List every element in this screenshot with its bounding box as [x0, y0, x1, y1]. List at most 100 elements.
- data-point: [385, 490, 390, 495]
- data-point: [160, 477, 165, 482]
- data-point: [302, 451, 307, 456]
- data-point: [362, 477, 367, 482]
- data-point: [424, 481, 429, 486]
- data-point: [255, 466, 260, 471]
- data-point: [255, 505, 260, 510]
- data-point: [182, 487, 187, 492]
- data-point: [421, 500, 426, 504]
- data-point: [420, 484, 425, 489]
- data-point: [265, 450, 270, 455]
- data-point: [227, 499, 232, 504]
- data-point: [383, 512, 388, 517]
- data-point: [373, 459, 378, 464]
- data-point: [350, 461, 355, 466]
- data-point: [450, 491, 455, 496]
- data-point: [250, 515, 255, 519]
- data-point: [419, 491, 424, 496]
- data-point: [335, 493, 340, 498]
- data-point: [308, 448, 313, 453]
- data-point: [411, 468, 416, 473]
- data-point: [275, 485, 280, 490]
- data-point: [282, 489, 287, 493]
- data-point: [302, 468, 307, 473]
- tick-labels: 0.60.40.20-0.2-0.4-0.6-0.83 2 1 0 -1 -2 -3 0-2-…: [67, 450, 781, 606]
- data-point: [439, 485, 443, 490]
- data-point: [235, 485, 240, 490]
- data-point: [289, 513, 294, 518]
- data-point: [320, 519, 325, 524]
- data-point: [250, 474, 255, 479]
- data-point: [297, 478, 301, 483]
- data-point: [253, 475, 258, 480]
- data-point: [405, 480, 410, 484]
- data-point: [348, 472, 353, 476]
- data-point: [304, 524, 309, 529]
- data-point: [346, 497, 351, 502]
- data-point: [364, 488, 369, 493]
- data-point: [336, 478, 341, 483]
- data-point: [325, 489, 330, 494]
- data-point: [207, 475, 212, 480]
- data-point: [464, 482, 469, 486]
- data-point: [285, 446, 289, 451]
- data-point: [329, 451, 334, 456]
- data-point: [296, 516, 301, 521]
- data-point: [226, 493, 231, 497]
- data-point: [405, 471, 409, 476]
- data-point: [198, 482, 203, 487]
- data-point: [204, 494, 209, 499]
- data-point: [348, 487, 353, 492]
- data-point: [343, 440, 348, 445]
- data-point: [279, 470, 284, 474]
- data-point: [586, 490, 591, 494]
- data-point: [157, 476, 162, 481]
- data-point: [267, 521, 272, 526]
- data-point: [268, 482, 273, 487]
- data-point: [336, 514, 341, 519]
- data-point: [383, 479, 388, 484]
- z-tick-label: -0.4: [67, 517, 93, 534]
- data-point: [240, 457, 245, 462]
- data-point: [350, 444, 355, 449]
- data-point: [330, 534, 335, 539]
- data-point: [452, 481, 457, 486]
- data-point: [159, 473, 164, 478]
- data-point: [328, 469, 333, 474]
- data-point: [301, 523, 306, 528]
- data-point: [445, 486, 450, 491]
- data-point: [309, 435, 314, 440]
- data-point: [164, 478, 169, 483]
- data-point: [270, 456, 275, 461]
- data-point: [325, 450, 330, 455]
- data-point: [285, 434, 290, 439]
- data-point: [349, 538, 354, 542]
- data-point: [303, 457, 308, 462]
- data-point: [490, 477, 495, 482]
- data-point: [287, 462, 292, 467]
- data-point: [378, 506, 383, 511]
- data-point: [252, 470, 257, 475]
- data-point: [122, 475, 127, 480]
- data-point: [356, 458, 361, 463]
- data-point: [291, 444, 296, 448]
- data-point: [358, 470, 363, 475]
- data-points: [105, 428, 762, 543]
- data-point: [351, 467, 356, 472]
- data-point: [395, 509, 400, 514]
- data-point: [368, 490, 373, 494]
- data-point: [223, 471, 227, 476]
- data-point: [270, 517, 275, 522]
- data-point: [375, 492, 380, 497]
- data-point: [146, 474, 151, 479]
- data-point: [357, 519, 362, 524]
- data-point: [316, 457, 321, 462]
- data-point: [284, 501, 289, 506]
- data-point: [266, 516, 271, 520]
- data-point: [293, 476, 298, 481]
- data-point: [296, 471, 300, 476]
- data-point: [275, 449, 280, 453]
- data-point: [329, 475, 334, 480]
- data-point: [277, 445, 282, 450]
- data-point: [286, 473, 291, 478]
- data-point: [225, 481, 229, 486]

================================

- _What you are asked to do_
Arrange every line of the data above as a numbered list, leaving out any blank lines.

- _Written reply_
1. List every element in this screenshot with its bounding box as [x0, y0, x1, y1]. List at most 100 elements.
2. - data-point: [385, 490, 390, 495]
3. - data-point: [160, 477, 165, 482]
4. - data-point: [302, 451, 307, 456]
5. - data-point: [362, 477, 367, 482]
6. - data-point: [424, 481, 429, 486]
7. - data-point: [255, 466, 260, 471]
8. - data-point: [255, 505, 260, 510]
9. - data-point: [182, 487, 187, 492]
10. - data-point: [421, 500, 426, 504]
11. - data-point: [420, 484, 425, 489]
12. - data-point: [265, 450, 270, 455]
13. - data-point: [227, 499, 232, 504]
14. - data-point: [383, 512, 388, 517]
15. - data-point: [373, 459, 378, 464]
16. - data-point: [350, 461, 355, 466]
17. - data-point: [450, 491, 455, 496]
18. - data-point: [250, 515, 255, 519]
19. - data-point: [419, 491, 424, 496]
20. - data-point: [335, 493, 340, 498]
21. - data-point: [308, 448, 313, 453]
22. - data-point: [411, 468, 416, 473]
23. - data-point: [275, 485, 280, 490]
24. - data-point: [282, 489, 287, 493]
25. - data-point: [302, 468, 307, 473]
26. - tick-labels: 0.60.40.20-0.2-0.4-0.6-0.83 2 1 0 -1 -2 -3 0-2-…: [67, 450, 781, 606]
27. - data-point: [439, 485, 443, 490]
28. - data-point: [235, 485, 240, 490]
29. - data-point: [289, 513, 294, 518]
30. - data-point: [320, 519, 325, 524]
31. - data-point: [250, 474, 255, 479]
32. - data-point: [297, 478, 301, 483]
33. - data-point: [253, 475, 258, 480]
34. - data-point: [405, 480, 410, 484]
35. - data-point: [348, 472, 353, 476]
36. - data-point: [304, 524, 309, 529]
37. - data-point: [346, 497, 351, 502]
38. - data-point: [364, 488, 369, 493]
39. - data-point: [336, 478, 341, 483]
40. - data-point: [325, 489, 330, 494]
41. - data-point: [207, 475, 212, 480]
42. - data-point: [464, 482, 469, 486]
43. - data-point: [285, 446, 289, 451]
44. - data-point: [329, 451, 334, 456]
45. - data-point: [296, 516, 301, 521]
46. - data-point: [226, 493, 231, 497]
47. - data-point: [405, 471, 409, 476]
48. - data-point: [198, 482, 203, 487]
49. - data-point: [204, 494, 209, 499]
50. - data-point: [348, 487, 353, 492]
51. - data-point: [343, 440, 348, 445]
52. - data-point: [279, 470, 284, 474]
53. - data-point: [586, 490, 591, 494]
54. - data-point: [157, 476, 162, 481]
55. - data-point: [267, 521, 272, 526]
56. - data-point: [268, 482, 273, 487]
57. - data-point: [336, 514, 341, 519]
58. - data-point: [383, 479, 388, 484]
59. - z-tick-label: -0.4: [67, 517, 93, 534]
60. - data-point: [240, 457, 245, 462]
61. - data-point: [350, 444, 355, 449]
62. - data-point: [330, 534, 335, 539]
63. - data-point: [452, 481, 457, 486]
64. - data-point: [159, 473, 164, 478]
65. - data-point: [328, 469, 333, 474]
66. - data-point: [301, 523, 306, 528]
67. - data-point: [445, 486, 450, 491]
68. - data-point: [309, 435, 314, 440]
69. - data-point: [164, 478, 169, 483]
70. - data-point: [270, 456, 275, 461]
71. - data-point: [325, 450, 330, 455]
72. - data-point: [285, 434, 290, 439]
73. - data-point: [349, 538, 354, 542]
74. - data-point: [303, 457, 308, 462]
75. - data-point: [490, 477, 495, 482]
76. - data-point: [287, 462, 292, 467]
77. - data-point: [378, 506, 383, 511]
78. - data-point: [252, 470, 257, 475]
79. - data-point: [122, 475, 127, 480]
80. - data-point: [356, 458, 361, 463]
81. - data-point: [291, 444, 296, 448]
82. - data-point: [358, 470, 363, 475]
83. - data-points: [105, 428, 762, 543]
84. - data-point: [351, 467, 356, 472]
85. - data-point: [395, 509, 400, 514]
86. - data-point: [368, 490, 373, 494]
87. - data-point: [223, 471, 227, 476]
88. - data-point: [270, 517, 275, 522]
89. - data-point: [375, 492, 380, 497]
90. - data-point: [146, 474, 151, 479]
91. - data-point: [357, 519, 362, 524]
92. - data-point: [316, 457, 321, 462]
93. - data-point: [284, 501, 289, 506]
94. - data-point: [266, 516, 271, 520]
95. - data-point: [293, 476, 298, 481]
96. - data-point: [296, 471, 300, 476]
97. - data-point: [275, 449, 280, 453]
98. - data-point: [329, 475, 334, 480]
99. - data-point: [277, 445, 282, 450]
100. - data-point: [286, 473, 291, 478]
101. - data-point: [225, 481, 229, 486]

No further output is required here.